**Given instruction**:
Print all the data, keeping every line exactly as it is.
** start Provided information **
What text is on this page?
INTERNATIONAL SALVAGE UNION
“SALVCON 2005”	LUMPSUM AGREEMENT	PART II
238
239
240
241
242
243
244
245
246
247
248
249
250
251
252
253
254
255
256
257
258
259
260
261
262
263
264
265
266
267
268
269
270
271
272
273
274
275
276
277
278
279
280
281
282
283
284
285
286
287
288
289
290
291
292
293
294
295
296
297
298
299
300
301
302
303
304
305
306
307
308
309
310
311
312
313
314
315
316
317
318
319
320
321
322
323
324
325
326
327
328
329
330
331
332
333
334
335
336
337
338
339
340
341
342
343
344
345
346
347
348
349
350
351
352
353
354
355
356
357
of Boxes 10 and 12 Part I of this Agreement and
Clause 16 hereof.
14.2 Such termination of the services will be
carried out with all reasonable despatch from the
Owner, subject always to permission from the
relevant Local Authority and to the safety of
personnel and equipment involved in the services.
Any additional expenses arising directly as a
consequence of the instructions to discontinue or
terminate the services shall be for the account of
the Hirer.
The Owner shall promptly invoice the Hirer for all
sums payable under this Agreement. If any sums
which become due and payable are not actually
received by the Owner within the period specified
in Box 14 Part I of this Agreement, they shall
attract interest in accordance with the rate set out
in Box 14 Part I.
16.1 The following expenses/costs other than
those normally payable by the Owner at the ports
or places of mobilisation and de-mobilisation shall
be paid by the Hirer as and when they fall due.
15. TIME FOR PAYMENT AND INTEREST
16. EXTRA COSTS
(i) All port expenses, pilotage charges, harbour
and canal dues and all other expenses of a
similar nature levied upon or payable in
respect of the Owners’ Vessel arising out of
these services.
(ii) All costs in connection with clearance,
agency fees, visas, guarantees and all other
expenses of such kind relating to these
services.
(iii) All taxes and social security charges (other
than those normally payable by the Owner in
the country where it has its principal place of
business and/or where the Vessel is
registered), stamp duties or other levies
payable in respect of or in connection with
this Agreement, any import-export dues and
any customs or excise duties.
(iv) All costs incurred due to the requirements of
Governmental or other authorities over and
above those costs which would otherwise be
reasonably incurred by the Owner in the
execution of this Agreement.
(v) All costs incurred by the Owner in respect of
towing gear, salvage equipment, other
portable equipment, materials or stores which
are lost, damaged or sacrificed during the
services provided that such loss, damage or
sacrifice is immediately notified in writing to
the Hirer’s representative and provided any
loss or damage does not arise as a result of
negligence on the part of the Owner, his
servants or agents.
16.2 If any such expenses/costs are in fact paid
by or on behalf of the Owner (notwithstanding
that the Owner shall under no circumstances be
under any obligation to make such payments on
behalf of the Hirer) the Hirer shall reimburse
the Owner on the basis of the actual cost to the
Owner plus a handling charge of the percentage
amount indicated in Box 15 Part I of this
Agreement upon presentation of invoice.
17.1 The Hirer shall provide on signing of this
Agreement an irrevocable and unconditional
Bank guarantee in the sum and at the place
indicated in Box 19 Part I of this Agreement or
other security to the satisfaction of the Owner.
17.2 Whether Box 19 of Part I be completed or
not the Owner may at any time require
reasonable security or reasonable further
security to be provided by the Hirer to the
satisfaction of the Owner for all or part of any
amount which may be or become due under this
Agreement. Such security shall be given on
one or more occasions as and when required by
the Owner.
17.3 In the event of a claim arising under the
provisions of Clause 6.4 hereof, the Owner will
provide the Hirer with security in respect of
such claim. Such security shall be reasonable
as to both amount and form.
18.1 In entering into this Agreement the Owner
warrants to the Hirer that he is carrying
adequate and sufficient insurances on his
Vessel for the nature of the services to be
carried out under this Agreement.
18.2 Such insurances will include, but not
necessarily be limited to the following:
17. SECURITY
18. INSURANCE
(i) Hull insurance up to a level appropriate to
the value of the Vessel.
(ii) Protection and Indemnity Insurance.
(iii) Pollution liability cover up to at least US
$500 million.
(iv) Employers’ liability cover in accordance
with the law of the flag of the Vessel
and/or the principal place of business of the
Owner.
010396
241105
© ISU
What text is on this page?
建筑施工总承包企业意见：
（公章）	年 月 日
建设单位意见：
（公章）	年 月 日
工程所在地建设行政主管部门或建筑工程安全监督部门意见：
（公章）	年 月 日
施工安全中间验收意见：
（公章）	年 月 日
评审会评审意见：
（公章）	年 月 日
** end Provided information **
**Written response**:
What text is on this page?
INTERNATIONAL SALVAGE UNION
“SALVCON 2005”	LUMPSUM AGREEMENT	PART II
238
239
240
241
242
243
244
245
246
247
248
249
250
251
252
253
254
255
256
257
258
259
260
261
262
263
264
265
266
267
268
269
270
271
272
273
274
275
276
277
278
279
280
281
282
283
284
285
286
287
288
289
290
291
292
293
294
295
296
297
298
299
300
301
302
303
304
305
306
307
308
309
310
311
312
313
314
315
316
317
318
319
320
321
322
323
324
325
326
327
328
329
330
331
332
333
334
335
336
337
338
339
340
341
342
343
344
345
346
347
348
349
350
351
352
353
354
355
356
357
of Boxes 10 and 12 Part I of this Agreement and
Clause 16 hereof.
14.2 Such termination of the services will be
carried out with all reasonable despatch from the
Owner, subject always to permission from the
relevant Local Authority and to the safety of
personnel and equipment involved in the services.
Any additional expenses arising directly as a
consequence of the instructions to discontinue or
terminate the services shall be for the account of
the Hirer.
The Owner shall promptly invoice the Hirer for all
sums payable under this Agreement. If any sums
which become due and payable are not actually
received by the Owner within the period specified
in Box 14 Part I of this Agreement, they shall
attract interest in accordance with the rate set out
in Box 14 Part I.
16.1 The following expenses/costs other than
those normally payable by the Owner at the ports
or places of mobilisation and de-mobilisation shall
be paid by the Hirer as and when they fall due.
15. TIME FOR PAYMENT AND INTEREST
16. EXTRA COSTS
(i) All port expenses, pilotage charges, harbour
and canal dues and all other expenses of a
similar nature levied upon or payable in
respect of the Owners’ Vessel arising out of
these services.
(ii) All costs in connection with clearance,
agency fees, visas, guarantees and all other
expenses of such kind relating to these
services.
(iii) All taxes and social security charges (other
than those normally payable by the Owner in
the country where it has its principal place of
business and/or where the Vessel is
registered), stamp duties or other levies
payable in respect of or in connection with
this Agreement, any import-export dues and
any customs or excise duties.
(iv) All costs incurred due to the requirements of
Governmental or other authorities over and
above those costs which would otherwise be
reasonably incurred by the Owner in the
execution of this Agreement.
(v) All costs incurred by the Owner in respect of
towing gear, salvage equipment, other
portable equipment, materials or stores which
are lost, damaged or sacrificed during the
services provided that such loss, damage or
sacrifice is immediately notified in writing to
the Hirer’s representative and provided any
loss or damage does not arise as a result of
negligence on the part of the Owner, his
servants or agents.
16.2 If any such expenses/costs are in fact paid
by or on behalf of the Owner (notwithstanding
that the Owner shall under no circumstances be
under any obligation to make such payments on
behalf of the Hirer) the Hirer shall reimburse
the Owner on the basis of the actual cost to the
Owner plus a handling charge of the percentage
amount indicated in Box 15 Part I of this
Agreement upon presentation of invoice.
17.1 The Hirer shall provide on signing of this
Agreement an irrevocable and unconditional
Bank guarantee in the sum and at the place
indicated in Box 19 Part I of this Agreement or
other security to the satisfaction of the Owner.
17.2 Whether Box 19 of Part I be completed or
not the Owner may at any time require
reasonable security or reasonable further
security to be provided by the Hirer to the
satisfaction of the Owner for all or part of any
amount which may be or become due under this
Agreement. Such security shall be given on
one or more occasions as and when required by
the Owner.
17.3 In the event of a claim arising under the
provisions of Clause 6.4 hereof, the Owner will
provide the Hirer with security in respect of
such claim. Such security shall be reasonable
as to both amount and form.
18.1 In entering into this Agreement the Owner
warrants to the Hirer that he is carrying
adequate and sufficient insurances on his
Vessel for the nature of the services to be
carried out under this Agreement.
18.2 Such insurances will include, but not
necessarily be limited to the following:
17. SECURITY
18. INSURANCE
(i) Hull insurance up to a level appropriate to
the value of the Vessel.
(ii) Protection and Indemnity Insurance.
(iii) Pollution liability cover up to at least US
$500 million.
(iv) Employers’ liability cover in accordance
with the law of the flag of the Vessel
and/or the principal place of business of the
Owner.
010396
241105
© ISU
What text is on this page?
建筑施工总承包企业意见：
（公章）	年 月 日
建设单位意见：
（公章）	年 月 日
工程所在地建设行政主管部门或建筑工程安全监督部门意见：
（公章）	年 月 日
施工安全中间验收意见：
（公章）	年 月 日
评审会评审意见：
（公章）	年 月 日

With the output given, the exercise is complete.